_Your objective_.
Copy out each line of the data that holds the word "долга".

((

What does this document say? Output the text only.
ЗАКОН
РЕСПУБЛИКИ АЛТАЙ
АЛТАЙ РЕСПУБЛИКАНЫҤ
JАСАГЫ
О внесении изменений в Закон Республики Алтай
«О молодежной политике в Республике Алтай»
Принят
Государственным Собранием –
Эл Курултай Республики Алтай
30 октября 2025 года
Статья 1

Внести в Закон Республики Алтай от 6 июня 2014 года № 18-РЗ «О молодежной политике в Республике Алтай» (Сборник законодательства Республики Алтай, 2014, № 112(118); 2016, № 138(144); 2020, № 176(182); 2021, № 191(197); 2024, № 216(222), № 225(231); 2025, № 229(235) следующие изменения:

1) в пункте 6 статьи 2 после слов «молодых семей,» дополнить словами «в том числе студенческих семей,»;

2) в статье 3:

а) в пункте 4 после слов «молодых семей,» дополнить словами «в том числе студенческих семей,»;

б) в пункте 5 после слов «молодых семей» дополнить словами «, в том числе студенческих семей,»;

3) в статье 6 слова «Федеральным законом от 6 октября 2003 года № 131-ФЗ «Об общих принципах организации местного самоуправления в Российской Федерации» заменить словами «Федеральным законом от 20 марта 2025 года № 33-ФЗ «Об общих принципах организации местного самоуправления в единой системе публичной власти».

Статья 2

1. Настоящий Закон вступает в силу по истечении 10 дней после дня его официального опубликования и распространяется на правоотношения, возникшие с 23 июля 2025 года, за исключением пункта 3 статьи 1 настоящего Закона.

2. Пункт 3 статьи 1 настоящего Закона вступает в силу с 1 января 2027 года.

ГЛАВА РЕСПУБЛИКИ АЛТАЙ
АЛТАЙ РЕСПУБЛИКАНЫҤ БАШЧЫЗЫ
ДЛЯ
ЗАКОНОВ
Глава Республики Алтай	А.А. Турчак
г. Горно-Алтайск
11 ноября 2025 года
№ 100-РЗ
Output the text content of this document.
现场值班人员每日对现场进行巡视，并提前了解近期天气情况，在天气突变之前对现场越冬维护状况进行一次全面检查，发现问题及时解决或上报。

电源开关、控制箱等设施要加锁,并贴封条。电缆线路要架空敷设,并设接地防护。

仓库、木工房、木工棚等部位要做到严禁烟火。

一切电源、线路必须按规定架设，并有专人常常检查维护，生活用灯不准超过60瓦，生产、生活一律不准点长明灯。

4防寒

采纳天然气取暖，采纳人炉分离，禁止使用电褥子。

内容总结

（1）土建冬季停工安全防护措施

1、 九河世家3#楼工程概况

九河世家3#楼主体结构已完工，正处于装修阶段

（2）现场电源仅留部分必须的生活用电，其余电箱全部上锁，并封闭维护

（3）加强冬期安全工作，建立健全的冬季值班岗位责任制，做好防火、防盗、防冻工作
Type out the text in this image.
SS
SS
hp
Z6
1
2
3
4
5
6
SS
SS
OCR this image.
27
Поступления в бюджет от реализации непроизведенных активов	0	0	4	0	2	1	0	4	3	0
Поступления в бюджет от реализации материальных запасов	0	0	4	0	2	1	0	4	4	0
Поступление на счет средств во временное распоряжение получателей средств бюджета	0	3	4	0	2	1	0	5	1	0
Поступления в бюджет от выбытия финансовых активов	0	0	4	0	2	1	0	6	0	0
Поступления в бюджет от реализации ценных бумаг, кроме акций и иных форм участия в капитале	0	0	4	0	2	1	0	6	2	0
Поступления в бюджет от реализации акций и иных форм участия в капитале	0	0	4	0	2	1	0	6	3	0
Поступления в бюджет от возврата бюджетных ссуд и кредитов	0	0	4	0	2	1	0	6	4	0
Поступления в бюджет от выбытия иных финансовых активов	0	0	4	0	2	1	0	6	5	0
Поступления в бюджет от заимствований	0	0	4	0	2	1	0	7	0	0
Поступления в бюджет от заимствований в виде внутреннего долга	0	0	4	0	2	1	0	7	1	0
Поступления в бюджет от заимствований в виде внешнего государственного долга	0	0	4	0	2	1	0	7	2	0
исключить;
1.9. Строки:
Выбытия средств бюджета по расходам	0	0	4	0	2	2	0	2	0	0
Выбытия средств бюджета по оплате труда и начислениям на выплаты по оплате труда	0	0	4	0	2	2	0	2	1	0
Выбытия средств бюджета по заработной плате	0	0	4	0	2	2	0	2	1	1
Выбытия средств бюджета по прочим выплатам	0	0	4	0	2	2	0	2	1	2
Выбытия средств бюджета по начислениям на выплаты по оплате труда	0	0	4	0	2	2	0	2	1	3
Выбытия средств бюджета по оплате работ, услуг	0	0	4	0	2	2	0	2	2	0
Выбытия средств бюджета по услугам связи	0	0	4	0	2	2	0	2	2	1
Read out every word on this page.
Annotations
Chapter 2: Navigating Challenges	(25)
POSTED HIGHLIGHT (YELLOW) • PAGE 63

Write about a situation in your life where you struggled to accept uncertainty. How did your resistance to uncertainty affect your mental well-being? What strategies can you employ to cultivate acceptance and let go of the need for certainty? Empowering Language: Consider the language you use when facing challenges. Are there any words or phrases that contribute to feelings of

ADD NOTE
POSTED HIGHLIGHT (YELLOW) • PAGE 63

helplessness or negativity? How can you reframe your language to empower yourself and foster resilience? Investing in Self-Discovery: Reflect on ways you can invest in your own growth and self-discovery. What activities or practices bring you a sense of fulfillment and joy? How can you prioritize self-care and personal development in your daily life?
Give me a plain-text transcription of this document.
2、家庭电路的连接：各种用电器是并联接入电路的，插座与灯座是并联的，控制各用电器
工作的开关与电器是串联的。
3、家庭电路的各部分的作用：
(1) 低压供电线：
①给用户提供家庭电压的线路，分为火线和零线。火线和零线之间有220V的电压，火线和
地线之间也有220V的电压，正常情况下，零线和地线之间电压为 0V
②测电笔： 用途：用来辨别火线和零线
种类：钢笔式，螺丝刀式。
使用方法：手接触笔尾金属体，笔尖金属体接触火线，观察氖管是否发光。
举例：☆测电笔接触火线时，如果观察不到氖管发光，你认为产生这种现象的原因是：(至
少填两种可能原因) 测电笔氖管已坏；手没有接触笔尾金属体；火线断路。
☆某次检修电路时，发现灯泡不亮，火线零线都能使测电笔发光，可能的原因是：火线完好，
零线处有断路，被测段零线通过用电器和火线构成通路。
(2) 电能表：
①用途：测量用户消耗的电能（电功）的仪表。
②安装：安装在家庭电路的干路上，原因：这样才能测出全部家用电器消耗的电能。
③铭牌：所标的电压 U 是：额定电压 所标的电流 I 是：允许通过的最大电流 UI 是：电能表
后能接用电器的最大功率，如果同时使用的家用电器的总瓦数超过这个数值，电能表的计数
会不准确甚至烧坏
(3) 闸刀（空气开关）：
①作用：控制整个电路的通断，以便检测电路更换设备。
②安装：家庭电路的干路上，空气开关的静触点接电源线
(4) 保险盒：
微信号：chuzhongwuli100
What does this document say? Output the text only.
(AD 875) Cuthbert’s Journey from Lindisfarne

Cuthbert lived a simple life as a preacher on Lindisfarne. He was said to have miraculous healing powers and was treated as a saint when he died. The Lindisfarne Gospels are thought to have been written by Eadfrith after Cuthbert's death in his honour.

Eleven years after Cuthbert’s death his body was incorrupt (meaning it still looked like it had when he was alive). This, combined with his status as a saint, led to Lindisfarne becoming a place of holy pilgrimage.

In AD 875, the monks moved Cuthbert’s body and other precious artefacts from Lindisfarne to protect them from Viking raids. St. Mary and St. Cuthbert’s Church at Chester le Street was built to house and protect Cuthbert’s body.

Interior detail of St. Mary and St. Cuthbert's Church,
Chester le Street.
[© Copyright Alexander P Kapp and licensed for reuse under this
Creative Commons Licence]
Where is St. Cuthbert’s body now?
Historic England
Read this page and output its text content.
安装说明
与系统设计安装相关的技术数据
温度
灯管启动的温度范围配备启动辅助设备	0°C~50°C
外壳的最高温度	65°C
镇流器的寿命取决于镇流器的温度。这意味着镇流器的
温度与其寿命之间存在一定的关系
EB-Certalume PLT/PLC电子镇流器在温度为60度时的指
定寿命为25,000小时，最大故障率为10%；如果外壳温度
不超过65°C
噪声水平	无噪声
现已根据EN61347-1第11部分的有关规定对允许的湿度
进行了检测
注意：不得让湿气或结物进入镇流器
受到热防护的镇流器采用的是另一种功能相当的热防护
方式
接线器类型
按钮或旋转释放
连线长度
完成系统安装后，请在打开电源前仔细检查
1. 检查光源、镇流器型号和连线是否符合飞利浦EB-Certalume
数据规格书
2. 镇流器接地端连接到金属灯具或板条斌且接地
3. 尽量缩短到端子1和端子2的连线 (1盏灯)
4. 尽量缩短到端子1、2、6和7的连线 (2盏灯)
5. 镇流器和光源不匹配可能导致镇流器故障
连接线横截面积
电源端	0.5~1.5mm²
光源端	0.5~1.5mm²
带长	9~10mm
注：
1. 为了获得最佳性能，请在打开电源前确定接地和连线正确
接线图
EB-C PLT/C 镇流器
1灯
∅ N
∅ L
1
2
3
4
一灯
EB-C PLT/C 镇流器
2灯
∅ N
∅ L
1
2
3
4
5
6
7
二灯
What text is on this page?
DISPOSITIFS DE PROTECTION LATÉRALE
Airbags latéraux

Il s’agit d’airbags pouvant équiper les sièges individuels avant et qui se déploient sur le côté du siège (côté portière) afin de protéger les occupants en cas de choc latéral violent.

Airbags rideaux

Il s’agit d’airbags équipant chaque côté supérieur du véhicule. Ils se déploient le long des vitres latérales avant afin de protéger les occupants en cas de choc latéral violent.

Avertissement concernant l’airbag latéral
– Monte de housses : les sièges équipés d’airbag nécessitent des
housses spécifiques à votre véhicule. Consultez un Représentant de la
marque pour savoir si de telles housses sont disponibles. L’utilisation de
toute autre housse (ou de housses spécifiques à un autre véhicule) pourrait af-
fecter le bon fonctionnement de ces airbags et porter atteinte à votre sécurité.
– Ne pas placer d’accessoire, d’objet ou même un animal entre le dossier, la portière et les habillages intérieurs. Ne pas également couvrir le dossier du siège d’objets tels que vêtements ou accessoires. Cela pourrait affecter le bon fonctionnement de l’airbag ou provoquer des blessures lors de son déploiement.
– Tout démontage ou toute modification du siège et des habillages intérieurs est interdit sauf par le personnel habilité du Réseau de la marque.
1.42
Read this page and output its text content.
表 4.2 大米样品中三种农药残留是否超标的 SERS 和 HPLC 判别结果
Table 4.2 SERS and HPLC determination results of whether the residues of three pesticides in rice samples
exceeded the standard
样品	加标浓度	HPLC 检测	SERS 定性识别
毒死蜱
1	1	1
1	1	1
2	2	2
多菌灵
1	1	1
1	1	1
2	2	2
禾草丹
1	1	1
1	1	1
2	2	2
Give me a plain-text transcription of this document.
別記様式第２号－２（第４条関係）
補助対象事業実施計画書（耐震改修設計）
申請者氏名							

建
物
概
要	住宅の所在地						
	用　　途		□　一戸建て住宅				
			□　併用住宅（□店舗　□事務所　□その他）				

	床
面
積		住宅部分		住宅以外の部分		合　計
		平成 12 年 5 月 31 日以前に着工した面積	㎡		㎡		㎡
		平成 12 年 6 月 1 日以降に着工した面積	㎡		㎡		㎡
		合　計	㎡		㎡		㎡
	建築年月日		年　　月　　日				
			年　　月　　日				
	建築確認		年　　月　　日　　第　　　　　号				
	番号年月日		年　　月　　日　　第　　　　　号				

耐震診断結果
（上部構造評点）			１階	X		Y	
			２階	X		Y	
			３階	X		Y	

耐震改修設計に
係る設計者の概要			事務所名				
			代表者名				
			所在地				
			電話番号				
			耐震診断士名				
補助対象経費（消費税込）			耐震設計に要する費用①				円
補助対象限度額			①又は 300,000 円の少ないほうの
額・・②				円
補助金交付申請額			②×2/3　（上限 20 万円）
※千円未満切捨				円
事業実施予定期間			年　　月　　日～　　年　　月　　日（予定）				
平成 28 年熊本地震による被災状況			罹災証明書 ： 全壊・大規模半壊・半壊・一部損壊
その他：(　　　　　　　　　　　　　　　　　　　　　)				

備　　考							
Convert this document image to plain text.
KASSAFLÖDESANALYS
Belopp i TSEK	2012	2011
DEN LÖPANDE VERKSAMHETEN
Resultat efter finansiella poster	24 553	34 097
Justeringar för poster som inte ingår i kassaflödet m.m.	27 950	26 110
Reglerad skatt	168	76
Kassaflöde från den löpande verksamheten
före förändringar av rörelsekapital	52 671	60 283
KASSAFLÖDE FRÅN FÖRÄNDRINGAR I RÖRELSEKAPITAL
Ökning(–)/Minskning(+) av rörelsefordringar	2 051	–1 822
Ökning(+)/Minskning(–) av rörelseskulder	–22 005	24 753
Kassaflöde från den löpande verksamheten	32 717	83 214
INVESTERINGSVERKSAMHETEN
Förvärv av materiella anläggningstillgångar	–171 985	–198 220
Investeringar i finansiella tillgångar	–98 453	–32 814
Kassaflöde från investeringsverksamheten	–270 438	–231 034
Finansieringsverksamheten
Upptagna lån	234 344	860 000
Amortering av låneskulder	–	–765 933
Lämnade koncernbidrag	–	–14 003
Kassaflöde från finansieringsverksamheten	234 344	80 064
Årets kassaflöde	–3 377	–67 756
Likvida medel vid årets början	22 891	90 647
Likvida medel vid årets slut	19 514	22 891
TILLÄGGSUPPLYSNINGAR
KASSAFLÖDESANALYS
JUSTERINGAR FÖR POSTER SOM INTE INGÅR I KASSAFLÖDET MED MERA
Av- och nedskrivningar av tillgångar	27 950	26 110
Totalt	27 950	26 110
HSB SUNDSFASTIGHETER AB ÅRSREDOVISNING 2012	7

))

_The reply_.
Поступления в бюджет от заимствований в виде внутреннего долга	0	0	4	0	2	1	0	7	1	0
Поступления в бюджет от заимствований в виде внешнего государственного долга	0	0	4	0	2	1	0	7	2	0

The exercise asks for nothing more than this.